== RECORDS PROVIDED ==
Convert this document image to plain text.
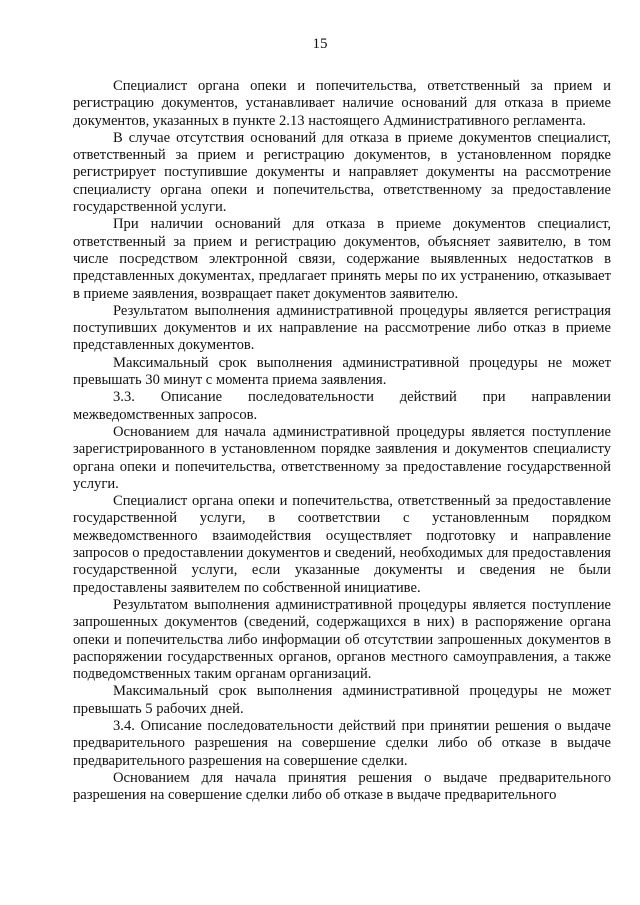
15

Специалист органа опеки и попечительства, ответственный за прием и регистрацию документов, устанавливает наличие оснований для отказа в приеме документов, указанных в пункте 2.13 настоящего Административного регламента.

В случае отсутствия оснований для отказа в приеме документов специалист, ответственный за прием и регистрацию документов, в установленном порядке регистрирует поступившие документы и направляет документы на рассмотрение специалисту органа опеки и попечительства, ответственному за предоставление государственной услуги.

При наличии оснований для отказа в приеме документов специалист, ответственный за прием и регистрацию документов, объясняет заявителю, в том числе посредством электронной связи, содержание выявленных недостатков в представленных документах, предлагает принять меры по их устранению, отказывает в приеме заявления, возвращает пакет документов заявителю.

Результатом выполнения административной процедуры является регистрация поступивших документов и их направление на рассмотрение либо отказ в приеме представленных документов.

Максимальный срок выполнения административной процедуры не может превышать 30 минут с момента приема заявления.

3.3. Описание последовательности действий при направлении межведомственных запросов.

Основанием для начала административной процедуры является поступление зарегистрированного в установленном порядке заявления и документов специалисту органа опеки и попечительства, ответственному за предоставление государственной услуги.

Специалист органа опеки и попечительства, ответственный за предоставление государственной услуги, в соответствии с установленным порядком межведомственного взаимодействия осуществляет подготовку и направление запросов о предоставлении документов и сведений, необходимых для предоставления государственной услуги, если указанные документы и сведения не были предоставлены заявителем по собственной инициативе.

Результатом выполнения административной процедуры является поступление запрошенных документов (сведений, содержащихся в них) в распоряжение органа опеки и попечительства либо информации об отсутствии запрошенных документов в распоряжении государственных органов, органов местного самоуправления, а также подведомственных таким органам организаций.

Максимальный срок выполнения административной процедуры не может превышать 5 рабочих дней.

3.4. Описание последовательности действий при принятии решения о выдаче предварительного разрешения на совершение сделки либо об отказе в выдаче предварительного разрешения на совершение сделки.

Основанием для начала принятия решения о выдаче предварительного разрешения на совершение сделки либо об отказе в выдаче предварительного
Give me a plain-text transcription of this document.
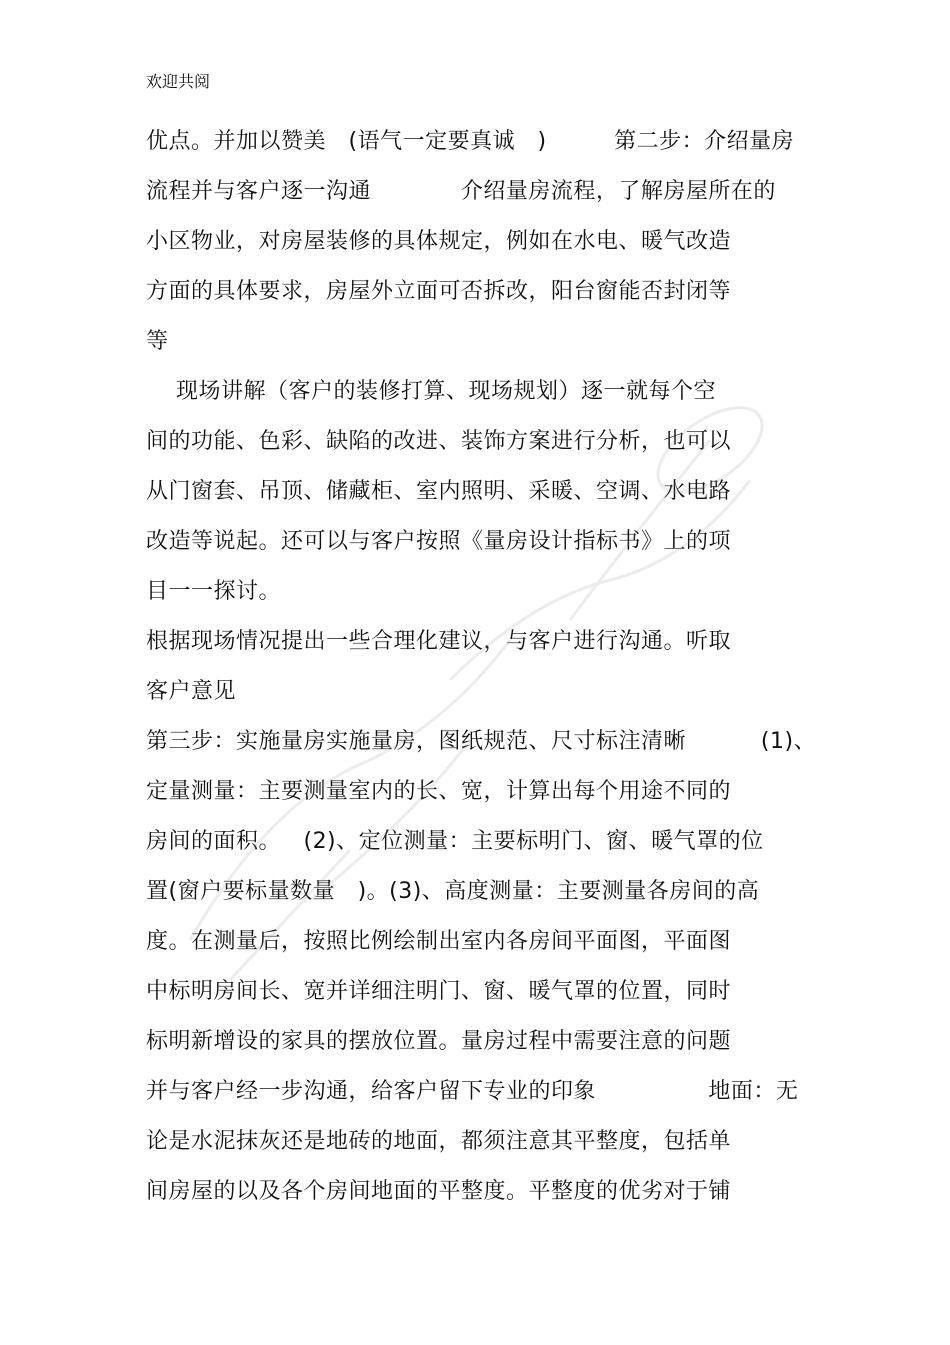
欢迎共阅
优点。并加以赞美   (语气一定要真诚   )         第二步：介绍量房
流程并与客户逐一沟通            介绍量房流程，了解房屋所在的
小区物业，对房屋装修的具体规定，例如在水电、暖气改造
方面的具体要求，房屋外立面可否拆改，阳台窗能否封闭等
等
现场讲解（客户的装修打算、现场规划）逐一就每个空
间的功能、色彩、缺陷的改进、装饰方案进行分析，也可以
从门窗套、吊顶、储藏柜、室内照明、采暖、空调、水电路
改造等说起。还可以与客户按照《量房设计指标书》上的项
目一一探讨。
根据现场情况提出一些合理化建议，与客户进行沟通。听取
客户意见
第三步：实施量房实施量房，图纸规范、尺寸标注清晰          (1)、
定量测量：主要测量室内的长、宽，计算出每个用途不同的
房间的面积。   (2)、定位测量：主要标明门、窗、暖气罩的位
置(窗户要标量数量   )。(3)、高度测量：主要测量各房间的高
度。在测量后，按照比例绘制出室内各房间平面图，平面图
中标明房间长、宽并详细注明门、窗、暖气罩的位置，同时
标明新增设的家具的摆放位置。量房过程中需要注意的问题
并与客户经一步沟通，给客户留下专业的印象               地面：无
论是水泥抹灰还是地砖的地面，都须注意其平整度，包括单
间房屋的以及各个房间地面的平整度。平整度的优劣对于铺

== SHORT EXERCISE ==
Gather all lines from the records above in which "Основанием" appears.

== CORRECT ANSWER ==
Основанием для начала административной процедуры является поступление зарегистрированного в установленном порядке заявления и документов специалисту органа опеки и попечительства, ответственному за предоставление государственной услуги.
Основанием для начала принятия решения о выдаче предварительного разрешения на совершение сделки либо об отказе в выдаче предварительного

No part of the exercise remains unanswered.